### Written problem
All lines featuring the string "Porvoo" are to be listed.

Dataset entries
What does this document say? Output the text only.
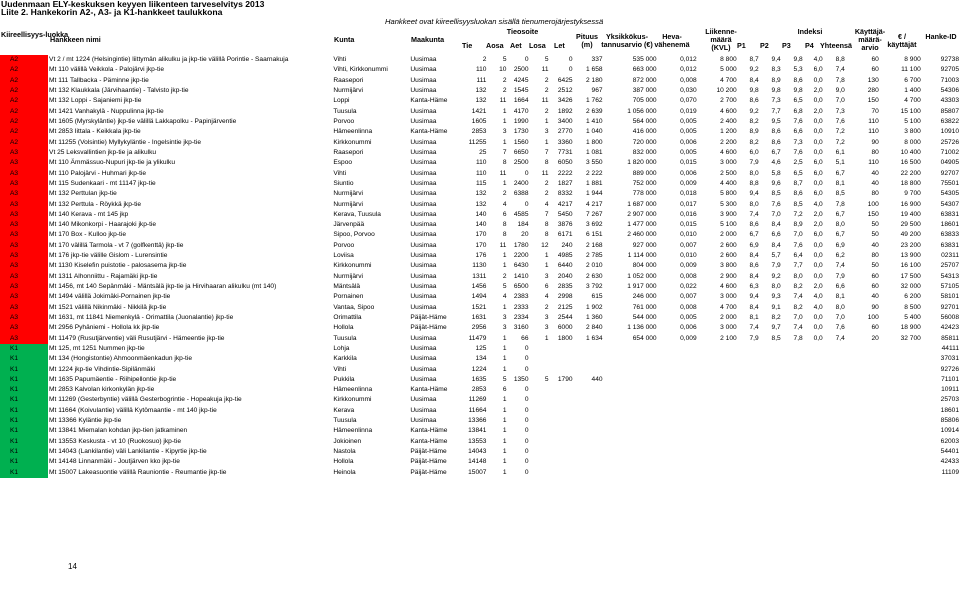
Uudenmaan ELY-keskuksen keyyen liikenteen tarveselvitys 2013
Liite 2. Hankekorin A2-, A3- ja K1-hankkeet taulukkona
Hankkeet ovat kiireellisyysluokan sisällä tienumerojärjestyksessä
Kiireellisyys-luokka
Hankkeen nimi	Kunta	Maakunta
Tieosoite
Tie Aosa Aet Losa Let
Pituus (m)
Yksikkökus-tannusarvio (€)
Heva-vähenemä
Liikenne-määrä (KVL)
Indeksi
P1 P2 P3 P4 Yhteensä
Käyttäjä-määrä-arvio
€ / käyttäjät
Hanke-ID
A2	Vt 2 / mt 1224 (Helsingintie) liittymän alikulku ja jkp-tie välillä Porintie - Saarnakuja	Vihti	Uusimaa	2	5	0	5	0	337	535 000	0,012	8 800	8,7	9,4	9,8	4,0	8,8	60	8 900	92738
A2	Mt 110 välillä Veikkola - Palojärvi jkp-tie	Vihti, Kirkkonummi	Uusimaa	110	10	2500	11	0	1 658	663 000	0,012	5 000	9,2	8,3	5,3	6,0	7,4	60	11 100	92705
A2	Mt 111 Tallbacka - Päminne jkp-tie	Raasepori	Uusimaa	111	2	4245	2	6425	2 180	872 000	0,008	4 700	8,4	8,9	8,6	0,0	7,8	130	6 700	71003
A2	Mt 132 Klaukkala (Järvihaantie) - Talvisto jkp-tie	Nurmijärvi	Uusimaa	132	2	1545	2	2512	967	387 000	0,030	10 200	9,8	9,8	9,8	2,0	9,0	280	1 400	54306
A2	Mt 132 Loppi - Sajaniemi jkp-tie	Loppi	Kanta-Häme	132	11	1664	11	3426	1 762	705 000	0,070	2 700	8,6	7,3	6,5	0,0	7,0	150	4 700	43303
A2	Mt 1421 Vanhakylä - Nuppulinna jkp-tie	Tuusula	Uusimaa	1421	1	4170	2	1892	2 639	1 056 000	0,019	4 600	9,2	7,7	6,8	2,0	7,3	70	15 100	85807
A2	Mt 1605 (Myrskyläntie) jkp-tie välillä Lakkapolku - Papinjärventie	Porvoo	Uusimaa	1605	1	1990	1	3400	1 410	564 000	0,005	2 400	8,2	9,5	7,6	0,0	7,6	110	5 100	63822
A2	Mt 2853 Iittala - Keikkala jkp-tie	Hämeenlinna	Kanta-Häme	2853	3	1730	3	2770	1 040	416 000	0,005	1 200	8,9	8,6	6,6	0,0	7,2	110	3 800	10910
A2	Mt 11255 (Volsintie) Myllykyläntie - Ingelsintie jkp-tie	Kirkkonummi	Uusimaa	11255	1	1560	1	3360	1 800	720 000	0,006	2 200	8,2	8,6	7,3	0,0	7,2	90	8 000	25726
A3	Vt 25 Leksvallintien jkp-tie ja alikulku	Raasepori	Uusimaa	25	7	6650	7	7731	1 081	832 000	0,005	4 600	6,0	6,7	7,6	0,0	6,1	80	10 400	71002
A3	Mt 110 Ämmässuo-Nupuri jkp-tie ja ylikulku	Espoo	Uusimaa	110	8	2500	8	6050	3 550	1 820 000	0,015	3 000	7,9	4,6	2,5	6,0	5,1	110	16 500	04905
A3	Mt 110 Palojärvi - Huhmari jkp-tie	Vihti	Uusimaa	110	11	0	11	2222	2 222	889 000	0,006	2 500	8,0	5,8	6,5	6,0	6,7	40	22 200	92707
A3	Mt 115 Sudenkaari - mt 11147 jkp-tie	Siuntio	Uusimaa	115	1	2400	2	1827	1 881	752 000	0,009	4 400	8,8	9,6	8,7	0,0	8,1	40	18 800	75501
A3	Mt 132 Perttulan jkp-tie	Nurmijärvi	Uusimaa	132	2	6388	2	8332	1 944	778 000	0,018	5 800	9,4	8,5	8,6	6,0	8,5	80	9 700	54305
A3	Mt 132 Perttula - Röykkä jkp-tie	Nurmijärvi	Uusimaa	132	4	0	4	4217	4 217	1 687 000	0,017	5 300	8,0	7,6	8,5	4,0	7,8	100	16 900	54307
A3	Mt 140 Kerava - mt 145 jkp	Kerava, Tuusula	Uusimaa	140	6	4585	7	5450	7 267	2 907 000	0,016	3 900	7,4	7,0	7,2	2,0	6,7	150	19 400	63831
A3	Mt 140 Mikonkorpi - Haarajoki jkp-tie	Järvenpää	Uusimaa	140	8	184	8	3876	3 692	1 477 000	0,015	5 100	8,6	8,4	8,9	2,0	8,0	50	29 500	18601
A3	Mt 170 Box - Kulloo jkp-tie	Sipoo, Porvoo	Uusimaa	170	8	20	8	6171	6 151	2 460 000	0,010	2 000	6,7	6,6	7,0	6,0	6,7	50	49 200	63833
A3	Mt 170 välillä Tarmola - vt 7 (golfkenttä) jkp-tie	Porvoo	Uusimaa	170	11	1780	12	240	2 168	927 000	0,007	2 600	6,9	8,4	7,6	0,0	6,9	40	23 200	63831
A3	Mt 176 jkp-tie välille Gislom - Lurensintie	Loviisa	Uusimaa	176	1	2200	1	4985	2 785	1 114 000	0,010	2 600	8,4	5,7	6,4	0,0	6,2	80	13 900	02311
A3	Mt 1130 Kiselefin puistotie - palosasema jkp-tie	Kirkkonummi	Uusimaa	1130	1	6430	1	6440	2 010	804 000	0,009	3 800	8,6	7,9	7,7	0,0	7,4	50	16 100	25707
A3	Mt 1311 Alhonniittu - Rajamäki jkp-tie	Nurmijärvi	Uusimaa	1311	2	1410	3	2040	2 630	1 052 000	0,008	2 900	8,4	9,2	8,0	0,0	7,9	60	17 500	54313
A3	Mt 1456, mt 140 Sepänmäki - Mäntsälä jkp-tie ja Hirvihaaran alikulku (mt 140)	Mäntsälä	Uusimaa	1456	5	6500	6	2835	3 792	1 917 000	0,022	4 600	6,3	8,0	8,2	2,0	6,6	60	32 000	57105
A3	Mt 1494 välillä Jokimäki-Pornainen jkp-tie	Pornainen	Uusimaa	1494	4	2383	4	2998	615	246 000	0,007	3 000	9,4	9,3	7,4	4,0	8,1	40	6 200	58101
A3	Mt 1521 välillä Nikinmäki - Nikkilä jkp-tie	Vantaa, Sipoo	Uusimaa	1521	1	2333	2	2125	1 902	761 000	0,008	4 700	8,4	9,1	8,2	4,0	8,0	90	8 500	92701
A3	Mt 1631, mt 11841 Niemenkylä - Orimattila (Juonalantie) jkp-tie	Orimattila	Päijät-Häme	1631	3	2334	3	2544	1 360	544 000	0,005	2 000	8,1	8,2	7,0	0,0	7,0	100	5 400	56008
A3	Mt 2956 Pyhäniemi - Hollola kk jkp-tie	Hollola	Päijät-Häme	2956	3	3160	3	6000	2 840	1 136 000	0,006	3 000	7,4	9,7	7,4	0,0	7,6	60	18 900	42423
A3	Mt 11479 (Rusutjärventie) väli Rusutjärvi - Hämeentie jkp-tie	Tuusula	Uusimaa	11479	1	66	1	1800	1 634	654 000	0,009	2 100	7,9	8,5	7,8	0,0	7,4	20	32 700	85811
K1	Mt 125, mt 1251 Nummen jkp-tie	Lohja	Uusimaa	125	1	0														44111
K1	Mt 134 (Hongistontie) Ahmoonmäenkadun jkp-tie	Karkkila	Uusimaa	134	1	0														37031
K1	Mt 1224 jkp-tie Vihdintie-Sipilänmäki	Vihti	Uusimaa	1224	1	0														92726
K1	Mt 1635 Papumäentie - Riihipellontie jkp-tie	Pukkila	Uusimaa	1635	5	1350	5	1790	440											71101
K1	Mt 2853 Kalvolan kirkonkylän jkp-tie	Hämeenlinna	Kanta-Häme	2853	6	0														10911
K1	Mt 11269 (Gesterbyntie) välillä Gesterbogrintie - Hopeakuja jkp-tie	Kirkkonummi	Uusimaa	11269	1	0														25703
K1	Mt 11664 (Koivulantie) välillä Kytömaantie - mt 140 jkp-tie	Kerava	Uusimaa	11664	1	0														18601
K1	Mt 13366 Kyläntie jkp-tie	Tuusula	Uusimaa	13366	1	0														85806
K1	Mt 13841 Miemalan kohdan jkp-tien jatkaminen	Hämeenlinna	Kanta-Häme	13841	1	0														10914
K1	Mt 13553 Keskusta - vt 10 (Ruokosuo) jkp-tie	Jokioinen	Kanta-Häme	13553	1	0														62003
K1	Mt 14043 (Lankilantie) väli Lankilantie - Kipyrtie jkp-tie	Nastola	Päijät-Häme	14043	1	0														54401
K1	Mt 14148 Linnanmäki - Joutjärven kko jkp-tie	Hollola	Päijät-Häme	14148	1	0														42433
K1	Mt 15007 Lakeasuontie välillä Rauniontie - Reumantie jkp-tie	Heinola	Päijät-Häme	15007	1	0														11109
14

### Answer to the exercise
A2	Mt 1605 (Myrskyläntie) jkp-tie välillä Lakkapolku - Papinjärventie	Porvoo	Uusimaa	1605	1	1990	1	3400	1 410	564 000	0,005	2 400	8,2	9,5	7,6	0,0	7,6	110	5 100	63822
A3	Mt 170 Box - Kulloo jkp-tie	Sipoo, Porvoo	Uusimaa	170	8	20	8	6171	6 151	2 460 000	0,010	2 000	6,7	6,6	7,0	6,0	6,7	50	49 200	63833
A3	Mt 170 välillä Tarmola - vt 7 (golfkenttä) jkp-tie	Porvoo	Uusimaa	170	11	1780	12	240	2 168	927 000	0,007	2 600	6,9	8,4	7,6	0,0	6,9	40	23 200	63831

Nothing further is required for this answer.